● **WHAT YOU HAVE TO DO**:
Go through the records and give each one again exactly.

---

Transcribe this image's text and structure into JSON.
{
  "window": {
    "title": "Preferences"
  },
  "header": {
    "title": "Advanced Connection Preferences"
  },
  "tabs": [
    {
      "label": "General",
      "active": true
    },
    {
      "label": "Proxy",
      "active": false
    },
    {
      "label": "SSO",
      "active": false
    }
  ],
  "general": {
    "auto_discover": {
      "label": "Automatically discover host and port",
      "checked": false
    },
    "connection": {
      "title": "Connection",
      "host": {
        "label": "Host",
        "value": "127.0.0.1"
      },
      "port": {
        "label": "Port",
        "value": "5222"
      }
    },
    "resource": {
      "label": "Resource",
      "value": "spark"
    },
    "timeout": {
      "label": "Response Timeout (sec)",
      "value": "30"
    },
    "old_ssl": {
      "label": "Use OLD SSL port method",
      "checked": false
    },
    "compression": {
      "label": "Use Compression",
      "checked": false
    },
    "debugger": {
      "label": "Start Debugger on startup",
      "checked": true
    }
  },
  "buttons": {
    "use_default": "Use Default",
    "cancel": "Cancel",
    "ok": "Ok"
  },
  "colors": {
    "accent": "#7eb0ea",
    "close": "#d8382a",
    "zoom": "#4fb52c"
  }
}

---

● **SOLVED PROBLEM**:
Transcribe this image's text and structure into JSON.
{
  "window": {
    "title": "Preferences"
  },
  "header": {
    "title": "Advanced Connection Preferences"
  },
  "tabs": [
    {
      "label": "General",
      "active": true
    },
    {
      "label": "Proxy",
      "active": false
    },
    {
      "label": "SSO",
      "active": false
    }
  ],
  "general": {
    "auto_discover": {
      "label": "Automatically discover host and port",
      "checked": false
    },
    "connection": {
      "title": "Connection",
      "host": {
        "label": "Host",
        "value": "127.0.0.1"
      },
      "port": {
        "label": "Port",
        "value": "5222"
      }
    },
    "resource": {
      "label": "Resource",
      "value": "spark"
    },
    "timeout": {
      "label": "Response Timeout (sec)",
      "value": "30"
    },
    "old_ssl": {
      "label": "Use OLD SSL port method",
      "checked": false
    },
    "compression": {
      "label": "Use Compression",
      "checked": false
    },
    "debugger": {
      "label": "Start Debugger on startup",
      "checked": true
    }
  },
  "buttons": {
    "use_default": "Use Default",
    "cancel": "Cancel",
    "ok": "Ok"
  },
  "colors": {
    "accent": "#7eb0ea",
    "close": "#d8382a",
    "zoom": "#4fb52c"
  }
}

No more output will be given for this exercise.